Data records
==*==

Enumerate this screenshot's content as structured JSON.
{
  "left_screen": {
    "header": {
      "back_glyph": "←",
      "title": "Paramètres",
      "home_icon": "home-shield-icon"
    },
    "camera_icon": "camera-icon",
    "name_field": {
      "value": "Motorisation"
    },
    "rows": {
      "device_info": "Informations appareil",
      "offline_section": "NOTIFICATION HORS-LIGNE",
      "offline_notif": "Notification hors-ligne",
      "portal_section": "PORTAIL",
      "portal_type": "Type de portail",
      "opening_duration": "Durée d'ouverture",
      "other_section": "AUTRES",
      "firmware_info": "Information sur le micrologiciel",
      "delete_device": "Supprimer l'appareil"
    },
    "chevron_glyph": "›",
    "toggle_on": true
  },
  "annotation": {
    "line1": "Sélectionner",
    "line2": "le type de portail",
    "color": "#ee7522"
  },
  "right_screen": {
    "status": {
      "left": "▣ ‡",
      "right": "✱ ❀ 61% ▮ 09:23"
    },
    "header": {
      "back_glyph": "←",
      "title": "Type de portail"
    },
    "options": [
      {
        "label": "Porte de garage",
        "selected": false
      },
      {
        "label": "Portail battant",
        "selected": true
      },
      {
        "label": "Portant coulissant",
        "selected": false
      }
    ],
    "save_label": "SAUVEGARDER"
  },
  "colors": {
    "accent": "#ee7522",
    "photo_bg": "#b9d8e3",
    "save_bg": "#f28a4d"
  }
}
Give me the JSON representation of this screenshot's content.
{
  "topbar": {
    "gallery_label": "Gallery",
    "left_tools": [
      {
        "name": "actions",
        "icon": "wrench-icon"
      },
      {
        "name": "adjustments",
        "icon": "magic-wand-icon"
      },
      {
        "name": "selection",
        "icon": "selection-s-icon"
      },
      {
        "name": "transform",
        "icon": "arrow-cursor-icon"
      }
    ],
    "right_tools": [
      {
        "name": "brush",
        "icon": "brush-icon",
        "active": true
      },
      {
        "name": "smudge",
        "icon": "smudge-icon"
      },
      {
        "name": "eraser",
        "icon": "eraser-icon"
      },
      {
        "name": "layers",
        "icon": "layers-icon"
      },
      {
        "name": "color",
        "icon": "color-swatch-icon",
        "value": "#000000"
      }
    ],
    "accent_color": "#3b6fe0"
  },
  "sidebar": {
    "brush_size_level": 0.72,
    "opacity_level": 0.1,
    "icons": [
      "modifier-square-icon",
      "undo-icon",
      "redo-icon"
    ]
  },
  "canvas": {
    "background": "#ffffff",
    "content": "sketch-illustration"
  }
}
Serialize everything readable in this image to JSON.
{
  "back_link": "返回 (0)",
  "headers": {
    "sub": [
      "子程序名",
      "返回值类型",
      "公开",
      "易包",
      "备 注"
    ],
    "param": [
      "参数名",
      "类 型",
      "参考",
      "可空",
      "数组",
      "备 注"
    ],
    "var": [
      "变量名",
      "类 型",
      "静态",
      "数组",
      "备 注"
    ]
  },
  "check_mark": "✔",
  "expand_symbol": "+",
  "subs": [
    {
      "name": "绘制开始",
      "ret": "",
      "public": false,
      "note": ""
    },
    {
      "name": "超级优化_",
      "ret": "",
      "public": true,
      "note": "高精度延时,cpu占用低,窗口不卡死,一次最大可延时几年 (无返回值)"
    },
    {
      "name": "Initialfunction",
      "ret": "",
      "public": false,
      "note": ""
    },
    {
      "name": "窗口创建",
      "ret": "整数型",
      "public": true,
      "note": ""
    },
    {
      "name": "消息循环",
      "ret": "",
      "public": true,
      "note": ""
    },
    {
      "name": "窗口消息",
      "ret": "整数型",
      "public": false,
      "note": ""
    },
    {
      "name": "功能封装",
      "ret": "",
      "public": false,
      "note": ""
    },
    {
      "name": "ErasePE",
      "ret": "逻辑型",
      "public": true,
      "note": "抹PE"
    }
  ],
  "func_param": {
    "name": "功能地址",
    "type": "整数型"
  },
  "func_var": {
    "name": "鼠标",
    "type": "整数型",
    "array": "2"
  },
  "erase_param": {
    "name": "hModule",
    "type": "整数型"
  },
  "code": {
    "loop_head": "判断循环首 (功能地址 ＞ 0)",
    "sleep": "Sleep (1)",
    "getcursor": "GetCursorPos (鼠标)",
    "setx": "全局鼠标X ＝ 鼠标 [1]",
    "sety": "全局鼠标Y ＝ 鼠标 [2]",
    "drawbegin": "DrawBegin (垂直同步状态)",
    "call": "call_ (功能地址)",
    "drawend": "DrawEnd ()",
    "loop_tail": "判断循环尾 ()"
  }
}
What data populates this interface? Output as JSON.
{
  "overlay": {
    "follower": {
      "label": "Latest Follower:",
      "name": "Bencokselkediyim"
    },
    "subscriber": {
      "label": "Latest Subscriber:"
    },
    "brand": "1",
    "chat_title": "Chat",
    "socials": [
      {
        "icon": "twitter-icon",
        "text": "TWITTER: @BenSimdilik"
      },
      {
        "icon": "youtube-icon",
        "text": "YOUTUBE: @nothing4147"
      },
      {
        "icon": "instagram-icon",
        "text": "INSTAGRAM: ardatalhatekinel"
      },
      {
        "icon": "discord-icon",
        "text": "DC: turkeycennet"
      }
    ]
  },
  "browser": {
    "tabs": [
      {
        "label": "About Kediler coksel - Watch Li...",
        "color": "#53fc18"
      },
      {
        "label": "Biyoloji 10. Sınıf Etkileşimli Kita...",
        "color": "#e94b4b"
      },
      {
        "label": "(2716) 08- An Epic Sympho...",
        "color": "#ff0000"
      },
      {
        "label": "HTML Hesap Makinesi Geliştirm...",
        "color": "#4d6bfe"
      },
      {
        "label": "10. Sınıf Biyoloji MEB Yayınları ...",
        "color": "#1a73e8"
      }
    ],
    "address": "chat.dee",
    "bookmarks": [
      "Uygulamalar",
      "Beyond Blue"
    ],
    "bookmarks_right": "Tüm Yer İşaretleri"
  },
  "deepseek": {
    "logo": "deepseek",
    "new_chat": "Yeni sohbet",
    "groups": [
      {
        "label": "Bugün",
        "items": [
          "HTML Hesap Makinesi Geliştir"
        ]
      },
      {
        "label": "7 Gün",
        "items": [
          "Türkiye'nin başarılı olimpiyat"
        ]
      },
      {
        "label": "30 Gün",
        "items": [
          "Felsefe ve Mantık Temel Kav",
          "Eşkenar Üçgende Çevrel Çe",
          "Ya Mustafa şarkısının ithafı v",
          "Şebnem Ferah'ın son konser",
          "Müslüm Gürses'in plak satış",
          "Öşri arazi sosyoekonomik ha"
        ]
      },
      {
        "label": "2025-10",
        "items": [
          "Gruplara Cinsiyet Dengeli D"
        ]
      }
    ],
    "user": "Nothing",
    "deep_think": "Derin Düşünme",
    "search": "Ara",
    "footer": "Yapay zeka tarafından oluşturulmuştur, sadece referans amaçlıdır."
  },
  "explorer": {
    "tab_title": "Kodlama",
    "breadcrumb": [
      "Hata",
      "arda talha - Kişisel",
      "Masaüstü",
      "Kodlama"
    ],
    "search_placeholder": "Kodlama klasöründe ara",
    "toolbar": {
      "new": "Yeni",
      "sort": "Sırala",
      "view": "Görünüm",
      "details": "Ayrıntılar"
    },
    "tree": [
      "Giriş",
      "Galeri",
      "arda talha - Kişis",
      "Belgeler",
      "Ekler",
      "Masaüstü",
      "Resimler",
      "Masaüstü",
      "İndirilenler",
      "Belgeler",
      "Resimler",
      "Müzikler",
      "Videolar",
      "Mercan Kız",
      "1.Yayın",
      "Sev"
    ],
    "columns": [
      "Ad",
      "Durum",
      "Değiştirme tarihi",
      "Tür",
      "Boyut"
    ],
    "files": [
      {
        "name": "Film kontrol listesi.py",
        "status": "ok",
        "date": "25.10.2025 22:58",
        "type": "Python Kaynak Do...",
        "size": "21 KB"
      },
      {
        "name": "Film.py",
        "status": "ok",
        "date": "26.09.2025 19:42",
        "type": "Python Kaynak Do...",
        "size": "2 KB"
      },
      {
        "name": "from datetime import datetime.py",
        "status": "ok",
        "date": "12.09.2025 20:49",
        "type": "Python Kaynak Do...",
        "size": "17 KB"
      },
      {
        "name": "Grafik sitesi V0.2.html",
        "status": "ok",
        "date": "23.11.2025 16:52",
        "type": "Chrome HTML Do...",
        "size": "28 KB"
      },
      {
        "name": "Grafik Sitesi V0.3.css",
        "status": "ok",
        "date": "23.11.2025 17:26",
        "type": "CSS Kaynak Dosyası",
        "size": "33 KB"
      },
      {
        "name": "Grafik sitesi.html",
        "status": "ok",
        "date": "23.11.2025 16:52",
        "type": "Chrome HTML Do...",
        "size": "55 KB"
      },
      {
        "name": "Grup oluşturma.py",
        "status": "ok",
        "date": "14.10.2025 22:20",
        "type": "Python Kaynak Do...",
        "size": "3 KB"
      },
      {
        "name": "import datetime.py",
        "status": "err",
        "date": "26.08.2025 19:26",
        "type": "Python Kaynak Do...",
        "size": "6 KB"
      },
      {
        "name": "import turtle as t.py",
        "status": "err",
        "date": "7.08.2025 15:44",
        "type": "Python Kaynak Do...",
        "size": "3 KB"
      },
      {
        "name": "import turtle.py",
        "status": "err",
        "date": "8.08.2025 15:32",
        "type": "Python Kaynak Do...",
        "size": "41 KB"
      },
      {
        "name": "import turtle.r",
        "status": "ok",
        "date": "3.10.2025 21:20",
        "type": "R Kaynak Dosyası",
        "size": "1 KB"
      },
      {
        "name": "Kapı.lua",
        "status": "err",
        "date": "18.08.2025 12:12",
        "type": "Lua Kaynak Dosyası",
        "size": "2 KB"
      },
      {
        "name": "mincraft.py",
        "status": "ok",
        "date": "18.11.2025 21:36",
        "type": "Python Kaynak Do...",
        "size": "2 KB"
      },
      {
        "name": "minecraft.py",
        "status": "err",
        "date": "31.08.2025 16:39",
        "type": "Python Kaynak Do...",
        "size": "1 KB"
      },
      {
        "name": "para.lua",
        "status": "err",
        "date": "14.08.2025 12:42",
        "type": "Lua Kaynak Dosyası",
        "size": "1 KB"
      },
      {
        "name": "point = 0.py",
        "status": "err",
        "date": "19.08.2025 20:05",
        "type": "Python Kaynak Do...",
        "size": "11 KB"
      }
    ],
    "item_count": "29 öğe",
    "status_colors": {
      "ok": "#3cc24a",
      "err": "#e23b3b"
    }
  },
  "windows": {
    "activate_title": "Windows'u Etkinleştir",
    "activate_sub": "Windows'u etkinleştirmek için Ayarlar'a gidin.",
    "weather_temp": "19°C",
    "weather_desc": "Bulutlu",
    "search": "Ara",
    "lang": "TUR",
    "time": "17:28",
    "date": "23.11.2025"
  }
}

==*==

WORK TO DO:
Reply with nothing but the number of lines in the data above that contain "Biyoloji".

EXERCISE ANSWER:
2